Short task
Look through the material below. Copy every line with the string "work" in it.

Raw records
-=-=-

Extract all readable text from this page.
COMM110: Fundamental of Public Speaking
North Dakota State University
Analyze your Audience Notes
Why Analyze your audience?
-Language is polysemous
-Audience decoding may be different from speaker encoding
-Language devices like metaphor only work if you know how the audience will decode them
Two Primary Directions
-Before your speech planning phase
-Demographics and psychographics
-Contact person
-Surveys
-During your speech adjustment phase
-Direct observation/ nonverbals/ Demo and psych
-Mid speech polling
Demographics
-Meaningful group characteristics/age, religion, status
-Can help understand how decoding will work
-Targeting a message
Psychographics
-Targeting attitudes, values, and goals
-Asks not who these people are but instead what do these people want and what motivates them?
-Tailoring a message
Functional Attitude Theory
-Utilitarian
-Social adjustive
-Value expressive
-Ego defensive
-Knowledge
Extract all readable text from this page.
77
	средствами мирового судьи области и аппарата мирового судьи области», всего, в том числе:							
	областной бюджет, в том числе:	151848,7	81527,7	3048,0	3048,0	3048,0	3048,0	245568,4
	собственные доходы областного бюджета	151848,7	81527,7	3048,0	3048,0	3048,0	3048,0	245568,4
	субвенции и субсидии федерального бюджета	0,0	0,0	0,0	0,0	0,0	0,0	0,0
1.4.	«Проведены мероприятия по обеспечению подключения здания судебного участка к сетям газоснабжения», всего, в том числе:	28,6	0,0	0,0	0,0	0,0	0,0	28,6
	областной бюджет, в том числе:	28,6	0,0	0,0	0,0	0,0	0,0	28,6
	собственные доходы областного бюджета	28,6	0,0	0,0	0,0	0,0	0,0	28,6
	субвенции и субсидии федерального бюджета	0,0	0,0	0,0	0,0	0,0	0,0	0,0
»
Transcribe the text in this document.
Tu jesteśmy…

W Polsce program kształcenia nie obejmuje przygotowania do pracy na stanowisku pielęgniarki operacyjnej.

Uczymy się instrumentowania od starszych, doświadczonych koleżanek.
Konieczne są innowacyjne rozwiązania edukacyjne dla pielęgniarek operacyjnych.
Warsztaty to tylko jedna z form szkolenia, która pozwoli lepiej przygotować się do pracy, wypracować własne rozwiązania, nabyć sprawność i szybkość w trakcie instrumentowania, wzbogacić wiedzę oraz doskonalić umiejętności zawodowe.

-=-=-

Written solution
-Language devices like metaphor only work if you know how the audience will decode them
-Can help understand how decoding will work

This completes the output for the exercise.